[Exercise objective] Copy out each line that mentions the word "page".
☆ ☆ ☆
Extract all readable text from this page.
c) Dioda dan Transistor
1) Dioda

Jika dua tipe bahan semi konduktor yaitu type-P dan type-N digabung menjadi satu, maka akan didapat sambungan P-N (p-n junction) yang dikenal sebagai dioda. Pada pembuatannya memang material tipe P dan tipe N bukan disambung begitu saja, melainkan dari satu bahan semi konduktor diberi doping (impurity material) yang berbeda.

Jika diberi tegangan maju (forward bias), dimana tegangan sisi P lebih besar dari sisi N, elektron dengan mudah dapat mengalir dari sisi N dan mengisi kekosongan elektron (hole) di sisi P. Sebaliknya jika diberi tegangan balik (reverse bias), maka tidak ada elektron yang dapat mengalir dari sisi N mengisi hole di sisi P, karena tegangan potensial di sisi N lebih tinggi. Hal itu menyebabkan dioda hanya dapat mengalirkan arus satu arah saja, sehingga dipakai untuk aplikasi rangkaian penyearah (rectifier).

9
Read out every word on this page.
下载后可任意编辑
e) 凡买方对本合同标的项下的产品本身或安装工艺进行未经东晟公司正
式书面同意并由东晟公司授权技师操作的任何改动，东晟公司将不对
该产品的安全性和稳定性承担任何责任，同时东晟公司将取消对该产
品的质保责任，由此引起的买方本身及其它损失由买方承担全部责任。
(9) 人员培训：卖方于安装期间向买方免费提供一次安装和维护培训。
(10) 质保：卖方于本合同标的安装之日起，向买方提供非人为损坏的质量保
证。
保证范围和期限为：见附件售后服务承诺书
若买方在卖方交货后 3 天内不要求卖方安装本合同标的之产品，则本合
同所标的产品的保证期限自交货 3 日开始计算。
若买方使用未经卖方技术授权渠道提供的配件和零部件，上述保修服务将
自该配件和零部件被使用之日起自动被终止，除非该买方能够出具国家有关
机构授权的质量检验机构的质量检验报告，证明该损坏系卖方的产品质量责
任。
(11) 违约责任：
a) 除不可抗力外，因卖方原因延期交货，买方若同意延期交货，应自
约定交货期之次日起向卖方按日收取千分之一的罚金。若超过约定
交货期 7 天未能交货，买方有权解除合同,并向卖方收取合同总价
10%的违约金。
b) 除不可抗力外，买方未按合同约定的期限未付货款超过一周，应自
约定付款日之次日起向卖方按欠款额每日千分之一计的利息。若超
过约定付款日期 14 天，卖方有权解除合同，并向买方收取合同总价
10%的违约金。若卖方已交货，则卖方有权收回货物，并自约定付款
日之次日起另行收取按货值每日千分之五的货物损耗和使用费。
☆ ☆ ☆
[The answer]
Extract all readable text from this page.
Read out every word on this page.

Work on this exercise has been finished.